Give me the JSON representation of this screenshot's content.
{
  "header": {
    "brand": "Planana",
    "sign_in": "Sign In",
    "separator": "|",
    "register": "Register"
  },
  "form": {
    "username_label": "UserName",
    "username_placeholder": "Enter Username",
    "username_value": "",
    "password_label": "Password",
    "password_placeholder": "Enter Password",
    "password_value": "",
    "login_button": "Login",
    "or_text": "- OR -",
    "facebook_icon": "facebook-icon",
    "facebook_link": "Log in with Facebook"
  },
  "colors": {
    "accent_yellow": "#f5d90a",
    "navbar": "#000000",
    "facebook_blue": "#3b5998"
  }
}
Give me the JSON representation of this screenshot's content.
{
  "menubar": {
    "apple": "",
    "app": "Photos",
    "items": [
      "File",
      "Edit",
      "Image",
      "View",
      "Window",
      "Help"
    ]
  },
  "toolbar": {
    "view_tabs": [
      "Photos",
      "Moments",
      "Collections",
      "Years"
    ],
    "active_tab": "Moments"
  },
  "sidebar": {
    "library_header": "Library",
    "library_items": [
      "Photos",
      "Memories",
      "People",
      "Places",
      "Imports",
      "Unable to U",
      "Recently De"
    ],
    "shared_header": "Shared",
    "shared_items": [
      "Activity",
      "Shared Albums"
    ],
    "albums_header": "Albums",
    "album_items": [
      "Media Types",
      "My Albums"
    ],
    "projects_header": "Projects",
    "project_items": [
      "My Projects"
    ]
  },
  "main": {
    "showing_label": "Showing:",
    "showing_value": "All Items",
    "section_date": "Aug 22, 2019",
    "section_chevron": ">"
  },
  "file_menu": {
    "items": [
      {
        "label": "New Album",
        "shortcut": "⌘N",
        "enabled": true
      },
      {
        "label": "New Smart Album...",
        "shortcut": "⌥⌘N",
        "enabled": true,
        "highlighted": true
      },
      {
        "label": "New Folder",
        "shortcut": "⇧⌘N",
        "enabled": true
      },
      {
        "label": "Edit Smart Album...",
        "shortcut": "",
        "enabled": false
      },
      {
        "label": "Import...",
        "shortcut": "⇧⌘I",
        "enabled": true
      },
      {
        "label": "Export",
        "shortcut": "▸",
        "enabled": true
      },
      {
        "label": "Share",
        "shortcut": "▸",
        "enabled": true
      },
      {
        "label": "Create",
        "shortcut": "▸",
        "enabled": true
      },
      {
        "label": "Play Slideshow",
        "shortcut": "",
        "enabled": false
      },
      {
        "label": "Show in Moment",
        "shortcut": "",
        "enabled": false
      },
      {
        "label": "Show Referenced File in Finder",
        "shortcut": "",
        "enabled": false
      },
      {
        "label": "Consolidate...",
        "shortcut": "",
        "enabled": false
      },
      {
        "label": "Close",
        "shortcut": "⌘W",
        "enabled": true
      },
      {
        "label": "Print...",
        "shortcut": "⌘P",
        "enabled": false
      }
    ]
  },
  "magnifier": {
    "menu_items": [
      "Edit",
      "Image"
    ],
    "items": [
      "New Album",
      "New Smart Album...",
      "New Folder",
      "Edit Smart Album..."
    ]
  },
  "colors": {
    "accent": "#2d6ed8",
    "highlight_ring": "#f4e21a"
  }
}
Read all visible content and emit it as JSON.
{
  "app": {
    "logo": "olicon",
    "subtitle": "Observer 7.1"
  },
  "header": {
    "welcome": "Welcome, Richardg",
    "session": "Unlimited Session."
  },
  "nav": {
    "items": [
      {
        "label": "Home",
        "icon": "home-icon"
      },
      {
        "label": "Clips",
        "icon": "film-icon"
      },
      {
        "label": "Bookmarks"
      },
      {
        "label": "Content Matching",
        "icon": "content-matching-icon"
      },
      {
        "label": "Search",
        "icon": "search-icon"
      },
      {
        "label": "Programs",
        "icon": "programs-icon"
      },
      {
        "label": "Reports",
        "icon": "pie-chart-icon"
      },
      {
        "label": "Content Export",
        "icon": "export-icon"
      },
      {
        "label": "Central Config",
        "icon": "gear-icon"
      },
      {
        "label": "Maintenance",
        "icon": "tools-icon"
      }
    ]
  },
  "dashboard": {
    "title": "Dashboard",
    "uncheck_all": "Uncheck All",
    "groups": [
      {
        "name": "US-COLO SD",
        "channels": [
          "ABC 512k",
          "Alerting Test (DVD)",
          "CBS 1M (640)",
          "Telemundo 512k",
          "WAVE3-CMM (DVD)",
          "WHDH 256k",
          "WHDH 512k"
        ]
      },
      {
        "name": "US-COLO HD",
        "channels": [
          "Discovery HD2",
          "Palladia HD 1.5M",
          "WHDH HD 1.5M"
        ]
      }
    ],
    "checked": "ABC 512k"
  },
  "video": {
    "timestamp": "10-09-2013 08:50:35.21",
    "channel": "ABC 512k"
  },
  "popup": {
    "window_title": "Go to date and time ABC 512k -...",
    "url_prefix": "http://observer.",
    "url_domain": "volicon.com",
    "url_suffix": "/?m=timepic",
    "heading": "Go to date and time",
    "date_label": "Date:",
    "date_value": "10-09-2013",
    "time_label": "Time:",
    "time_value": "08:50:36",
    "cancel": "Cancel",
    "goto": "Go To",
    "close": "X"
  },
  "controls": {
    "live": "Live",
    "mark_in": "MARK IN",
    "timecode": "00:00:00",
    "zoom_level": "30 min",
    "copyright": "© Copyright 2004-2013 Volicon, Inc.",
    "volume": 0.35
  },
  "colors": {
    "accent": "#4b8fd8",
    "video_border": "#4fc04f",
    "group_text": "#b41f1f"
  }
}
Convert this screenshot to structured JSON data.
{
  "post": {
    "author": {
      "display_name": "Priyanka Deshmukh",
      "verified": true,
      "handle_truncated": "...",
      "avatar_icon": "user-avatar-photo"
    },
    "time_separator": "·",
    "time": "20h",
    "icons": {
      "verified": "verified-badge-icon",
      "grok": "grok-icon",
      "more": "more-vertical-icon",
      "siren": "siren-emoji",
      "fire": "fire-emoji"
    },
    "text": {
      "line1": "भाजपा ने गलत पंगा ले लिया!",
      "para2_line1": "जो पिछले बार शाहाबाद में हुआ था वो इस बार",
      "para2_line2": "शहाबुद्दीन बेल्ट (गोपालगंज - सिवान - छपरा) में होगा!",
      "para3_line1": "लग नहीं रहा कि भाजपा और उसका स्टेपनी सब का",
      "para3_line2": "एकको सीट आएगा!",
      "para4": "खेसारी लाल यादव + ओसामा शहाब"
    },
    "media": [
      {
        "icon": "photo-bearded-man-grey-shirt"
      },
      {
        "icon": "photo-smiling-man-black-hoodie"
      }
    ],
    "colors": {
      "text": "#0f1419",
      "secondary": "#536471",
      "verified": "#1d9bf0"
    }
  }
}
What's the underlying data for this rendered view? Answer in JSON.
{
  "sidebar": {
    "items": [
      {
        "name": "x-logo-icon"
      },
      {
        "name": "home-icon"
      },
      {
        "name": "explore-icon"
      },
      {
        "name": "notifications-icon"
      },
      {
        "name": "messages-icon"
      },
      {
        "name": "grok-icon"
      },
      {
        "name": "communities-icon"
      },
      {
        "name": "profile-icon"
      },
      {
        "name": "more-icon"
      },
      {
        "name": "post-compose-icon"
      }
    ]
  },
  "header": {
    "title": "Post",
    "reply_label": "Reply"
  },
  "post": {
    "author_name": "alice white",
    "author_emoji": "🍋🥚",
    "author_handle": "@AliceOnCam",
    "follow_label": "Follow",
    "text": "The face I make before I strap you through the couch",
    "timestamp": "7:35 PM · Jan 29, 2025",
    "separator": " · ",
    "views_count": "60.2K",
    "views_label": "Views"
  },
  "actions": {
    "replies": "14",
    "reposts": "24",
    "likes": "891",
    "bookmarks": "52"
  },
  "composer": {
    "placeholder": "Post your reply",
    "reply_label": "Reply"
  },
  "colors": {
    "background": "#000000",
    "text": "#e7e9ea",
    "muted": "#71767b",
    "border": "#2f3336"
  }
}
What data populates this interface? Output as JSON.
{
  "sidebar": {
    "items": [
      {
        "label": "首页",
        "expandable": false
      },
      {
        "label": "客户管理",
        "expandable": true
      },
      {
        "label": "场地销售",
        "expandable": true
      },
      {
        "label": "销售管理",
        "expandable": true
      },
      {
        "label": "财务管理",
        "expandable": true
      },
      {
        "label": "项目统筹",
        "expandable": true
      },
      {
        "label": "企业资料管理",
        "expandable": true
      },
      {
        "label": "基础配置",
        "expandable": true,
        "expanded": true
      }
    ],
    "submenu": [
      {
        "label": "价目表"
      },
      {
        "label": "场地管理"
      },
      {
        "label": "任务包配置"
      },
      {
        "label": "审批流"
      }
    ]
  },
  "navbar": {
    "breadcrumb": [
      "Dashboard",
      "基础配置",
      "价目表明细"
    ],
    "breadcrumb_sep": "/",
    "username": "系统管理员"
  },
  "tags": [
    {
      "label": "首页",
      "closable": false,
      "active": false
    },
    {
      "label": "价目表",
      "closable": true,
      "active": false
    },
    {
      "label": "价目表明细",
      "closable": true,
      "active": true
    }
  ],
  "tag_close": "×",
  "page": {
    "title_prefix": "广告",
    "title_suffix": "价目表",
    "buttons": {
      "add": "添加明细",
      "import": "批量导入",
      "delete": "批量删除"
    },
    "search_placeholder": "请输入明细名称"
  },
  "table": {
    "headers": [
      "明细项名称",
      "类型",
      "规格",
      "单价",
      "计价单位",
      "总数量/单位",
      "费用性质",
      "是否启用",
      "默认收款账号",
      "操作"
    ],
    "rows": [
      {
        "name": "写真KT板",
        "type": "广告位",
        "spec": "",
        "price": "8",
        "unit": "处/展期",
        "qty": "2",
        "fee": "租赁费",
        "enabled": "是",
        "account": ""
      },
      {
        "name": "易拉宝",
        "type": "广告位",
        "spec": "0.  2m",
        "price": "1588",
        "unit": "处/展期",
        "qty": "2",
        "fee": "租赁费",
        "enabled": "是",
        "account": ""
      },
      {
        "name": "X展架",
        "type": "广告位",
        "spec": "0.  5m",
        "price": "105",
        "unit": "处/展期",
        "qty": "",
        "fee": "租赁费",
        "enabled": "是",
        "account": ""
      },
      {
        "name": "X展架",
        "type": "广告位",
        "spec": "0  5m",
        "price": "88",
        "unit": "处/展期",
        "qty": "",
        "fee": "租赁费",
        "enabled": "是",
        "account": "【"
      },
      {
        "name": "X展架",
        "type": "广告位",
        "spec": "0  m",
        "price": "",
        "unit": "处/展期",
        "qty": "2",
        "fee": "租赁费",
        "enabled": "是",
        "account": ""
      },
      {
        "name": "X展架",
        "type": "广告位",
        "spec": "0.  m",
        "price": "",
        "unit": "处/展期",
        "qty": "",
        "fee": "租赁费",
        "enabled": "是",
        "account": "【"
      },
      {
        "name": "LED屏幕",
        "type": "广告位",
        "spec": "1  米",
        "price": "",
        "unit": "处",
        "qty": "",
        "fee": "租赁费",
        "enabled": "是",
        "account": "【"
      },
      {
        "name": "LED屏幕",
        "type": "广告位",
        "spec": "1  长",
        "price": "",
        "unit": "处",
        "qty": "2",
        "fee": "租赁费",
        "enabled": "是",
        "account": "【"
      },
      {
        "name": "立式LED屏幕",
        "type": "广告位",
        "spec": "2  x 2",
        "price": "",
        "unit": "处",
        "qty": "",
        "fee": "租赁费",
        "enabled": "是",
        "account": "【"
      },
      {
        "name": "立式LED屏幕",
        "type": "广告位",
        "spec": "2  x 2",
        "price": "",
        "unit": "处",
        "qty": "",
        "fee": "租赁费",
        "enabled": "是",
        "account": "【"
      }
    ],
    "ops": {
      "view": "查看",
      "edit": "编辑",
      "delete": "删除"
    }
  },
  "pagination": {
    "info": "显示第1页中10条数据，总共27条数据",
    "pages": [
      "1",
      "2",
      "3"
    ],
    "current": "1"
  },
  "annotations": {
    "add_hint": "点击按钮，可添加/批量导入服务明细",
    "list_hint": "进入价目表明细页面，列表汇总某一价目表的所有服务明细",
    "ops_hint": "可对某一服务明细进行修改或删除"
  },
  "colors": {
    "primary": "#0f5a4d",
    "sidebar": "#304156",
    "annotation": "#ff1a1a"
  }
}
_ _ _ _ _ _ _
→ **Task statement**:
Where does the word "this" appear in the listing? List each line that holds it.

→ **Answer to the exercise**:
Give me the JSON representation of this screenshot's content.
Give me the JSON representation of this screenshot's content.
Convert this screenshot to structured JSON data.
What's the underlying data for this rendered view? Answer in JSON.
What data populates this interface? Output as JSON.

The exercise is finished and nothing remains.